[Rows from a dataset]

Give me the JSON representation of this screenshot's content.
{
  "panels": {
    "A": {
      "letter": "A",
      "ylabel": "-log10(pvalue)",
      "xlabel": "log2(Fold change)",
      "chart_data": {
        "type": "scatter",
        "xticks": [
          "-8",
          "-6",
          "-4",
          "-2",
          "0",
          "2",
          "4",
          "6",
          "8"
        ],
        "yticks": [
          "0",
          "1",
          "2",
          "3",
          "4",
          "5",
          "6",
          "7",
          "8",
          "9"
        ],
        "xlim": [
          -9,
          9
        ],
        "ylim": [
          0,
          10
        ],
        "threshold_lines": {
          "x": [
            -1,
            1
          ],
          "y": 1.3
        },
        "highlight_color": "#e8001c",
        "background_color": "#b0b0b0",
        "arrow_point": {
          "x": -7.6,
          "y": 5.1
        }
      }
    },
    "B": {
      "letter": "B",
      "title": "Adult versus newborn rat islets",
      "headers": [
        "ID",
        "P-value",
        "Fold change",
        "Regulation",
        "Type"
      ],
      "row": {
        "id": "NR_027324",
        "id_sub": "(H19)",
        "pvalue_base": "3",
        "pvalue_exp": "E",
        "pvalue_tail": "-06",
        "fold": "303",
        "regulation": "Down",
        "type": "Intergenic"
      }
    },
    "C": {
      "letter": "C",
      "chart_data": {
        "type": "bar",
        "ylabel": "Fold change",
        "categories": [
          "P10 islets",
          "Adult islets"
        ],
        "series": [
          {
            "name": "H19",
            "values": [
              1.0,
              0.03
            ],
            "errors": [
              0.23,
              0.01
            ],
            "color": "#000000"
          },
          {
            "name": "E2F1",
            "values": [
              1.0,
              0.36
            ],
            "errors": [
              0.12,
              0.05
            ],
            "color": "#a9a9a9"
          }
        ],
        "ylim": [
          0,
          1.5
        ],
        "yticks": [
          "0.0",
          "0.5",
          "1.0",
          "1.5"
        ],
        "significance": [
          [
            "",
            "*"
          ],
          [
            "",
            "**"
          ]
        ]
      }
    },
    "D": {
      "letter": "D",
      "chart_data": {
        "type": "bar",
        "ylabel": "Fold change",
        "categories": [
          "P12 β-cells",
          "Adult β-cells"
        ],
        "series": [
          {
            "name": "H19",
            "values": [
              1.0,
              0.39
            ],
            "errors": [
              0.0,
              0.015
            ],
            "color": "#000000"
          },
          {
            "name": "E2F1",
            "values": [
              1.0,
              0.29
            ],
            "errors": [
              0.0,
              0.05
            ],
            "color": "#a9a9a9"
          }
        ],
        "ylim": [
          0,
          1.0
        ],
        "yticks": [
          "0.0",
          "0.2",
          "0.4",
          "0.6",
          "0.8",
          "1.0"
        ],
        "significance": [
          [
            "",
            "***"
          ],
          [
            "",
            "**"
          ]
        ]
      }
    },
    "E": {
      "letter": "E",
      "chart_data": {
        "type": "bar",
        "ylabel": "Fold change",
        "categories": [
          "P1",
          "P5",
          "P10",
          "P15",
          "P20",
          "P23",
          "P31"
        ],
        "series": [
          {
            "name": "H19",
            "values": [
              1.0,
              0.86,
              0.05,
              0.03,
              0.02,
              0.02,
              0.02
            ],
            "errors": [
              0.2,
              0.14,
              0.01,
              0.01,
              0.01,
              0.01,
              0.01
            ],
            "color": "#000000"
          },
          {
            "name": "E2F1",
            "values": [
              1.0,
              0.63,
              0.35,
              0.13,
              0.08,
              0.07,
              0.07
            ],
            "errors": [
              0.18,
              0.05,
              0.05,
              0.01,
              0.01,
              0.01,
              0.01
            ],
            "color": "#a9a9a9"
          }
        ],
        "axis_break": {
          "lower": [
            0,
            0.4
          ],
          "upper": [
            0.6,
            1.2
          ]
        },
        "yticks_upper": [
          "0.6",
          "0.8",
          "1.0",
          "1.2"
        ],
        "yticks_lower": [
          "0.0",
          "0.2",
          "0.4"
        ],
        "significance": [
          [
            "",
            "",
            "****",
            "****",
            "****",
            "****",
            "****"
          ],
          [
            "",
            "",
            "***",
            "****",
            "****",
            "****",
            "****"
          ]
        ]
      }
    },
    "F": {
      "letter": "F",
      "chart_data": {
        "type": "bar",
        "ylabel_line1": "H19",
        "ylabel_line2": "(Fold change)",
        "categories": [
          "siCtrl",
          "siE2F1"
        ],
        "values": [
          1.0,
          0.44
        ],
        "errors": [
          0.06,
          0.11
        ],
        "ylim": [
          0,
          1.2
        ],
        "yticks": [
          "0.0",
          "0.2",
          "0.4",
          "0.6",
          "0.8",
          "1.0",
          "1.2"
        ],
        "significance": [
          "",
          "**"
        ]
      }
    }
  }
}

» DIRECTIONS FOR THIS TASK: Quote each line of the listing above exactly.

» WRITTEN ANSWER:
Give me the JSON representation of this screenshot's content.
{
  "panels": {
    "A": {
      "letter": "A",
      "ylabel": "-log10(pvalue)",
      "xlabel": "log2(Fold change)",
      "chart_data": {
        "type": "scatter",
        "xticks": [
          "-8",
          "-6",
          "-4",
          "-2",
          "0",
          "2",
          "4",
          "6",
          "8"
        ],
        "yticks": [
          "0",
          "1",
          "2",
          "3",
          "4",
          "5",
          "6",
          "7",
          "8",
          "9"
        ],
        "xlim": [
          -9,
          9
        ],
        "ylim": [
          0,
          10
        ],
        "threshold_lines": {
          "x": [
            -1,
            1
          ],
          "y": 1.3
        },
        "highlight_color": "#e8001c",
        "background_color": "#b0b0b0",
        "arrow_point": {
          "x": -7.6,
          "y": 5.1
        }
      }
    },
    "B": {
      "letter": "B",
      "title": "Adult versus newborn rat islets",
      "headers": [
        "ID",
        "P-value",
        "Fold change",
        "Regulation",
        "Type"
      ],
      "row": {
        "id": "NR_027324",
        "id_sub": "(H19)",
        "pvalue_base": "3",
        "pvalue_exp": "E",
        "pvalue_tail": "-06",
        "fold": "303",
        "regulation": "Down",
        "type": "Intergenic"
      }
    },
    "C": {
      "letter": "C",
      "chart_data": {
        "type": "bar",
        "ylabel": "Fold change",
        "categories": [
          "P10 islets",
          "Adult islets"
        ],
        "series": [
          {
            "name": "H19",
            "values": [
              1.0,
              0.03
            ],
            "errors": [
              0.23,
              0.01
            ],
            "color": "#000000"
          },
          {
            "name": "E2F1",
            "values": [
              1.0,
              0.36
            ],
            "errors": [
              0.12,
              0.05
            ],
            "color": "#a9a9a9"
          }
        ],
        "ylim": [
          0,
          1.5
        ],
        "yticks": [
          "0.0",
          "0.5",
          "1.0",
          "1.5"
        ],
        "significance": [
          [
            "",
            "*"
          ],
          [
            "",
            "**"
          ]
        ]
      }
    },
    "D": {
      "letter": "D",
      "chart_data": {
        "type": "bar",
        "ylabel": "Fold change",
        "categories": [
          "P12 β-cells",
          "Adult β-cells"
        ],
        "series": [
          {
            "name": "H19",
            "values": [
              1.0,
              0.39
            ],
            "errors": [
              0.0,
              0.015
            ],
            "color": "#000000"
          },
          {
            "name": "E2F1",
            "values": [
              1.0,
              0.29
            ],
            "errors": [
              0.0,
              0.05
            ],
            "color": "#a9a9a9"
          }
        ],
        "ylim": [
          0,
          1.0
        ],
        "yticks": [
          "0.0",
          "0.2",
          "0.4",
          "0.6",
          "0.8",
          "1.0"
        ],
        "significance": [
          [
            "",
            "***"
          ],
          [
            "",
            "**"
          ]
        ]
      }
    },
    "E": {
      "letter": "E",
      "chart_data": {
        "type": "bar",
        "ylabel": "Fold change",
        "categories": [
          "P1",
          "P5",
          "P10",
          "P15",
          "P20",
          "P23",
          "P31"
        ],
        "series": [
          {
            "name": "H19",
            "values": [
              1.0,
              0.86,
              0.05,
              0.03,
              0.02,
              0.02,
              0.02
            ],
            "errors": [
              0.2,
              0.14,
              0.01,
              0.01,
              0.01,
              0.01,
              0.01
            ],
            "color": "#000000"
          },
          {
            "name": "E2F1",
            "values": [
              1.0,
              0.63,
              0.35,
              0.13,
              0.08,
              0.07,
              0.07
            ],
            "errors": [
              0.18,
              0.05,
              0.05,
              0.01,
              0.01,
              0.01,
              0.01
            ],
            "color": "#a9a9a9"
          }
        ],
        "axis_break": {
          "lower": [
            0,
            0.4
          ],
          "upper": [
            0.6,
            1.2
          ]
        },
        "yticks_upper": [
          "0.6",
          "0.8",
          "1.0",
          "1.2"
        ],
        "yticks_lower": [
          "0.0",
          "0.2",
          "0.4"
        ],
        "significance": [
          [
            "",
            "",
            "****",
            "****",
            "****",
            "****",
            "****"
          ],
          [
            "",
            "",
            "***",
            "****",
            "****",
            "****",
            "****"
          ]
        ]
      }
    },
    "F": {
      "letter": "F",
      "chart_data": {
        "type": "bar",
        "ylabel_line1": "H19",
        "ylabel_line2": "(Fold change)",
        "categories": [
          "siCtrl",
          "siE2F1"
        ],
        "values": [
          1.0,
          0.44
        ],
        "errors": [
          0.06,
          0.11
        ],
        "ylim": [
          0,
          1.2
        ],
        "yticks": [
          "0.0",
          "0.2",
          "0.4",
          "0.6",
          "0.8",
          "1.0",
          "1.2"
        ],
        "significance": [
          "",
          "**"
        ]
      }
    }
  }
}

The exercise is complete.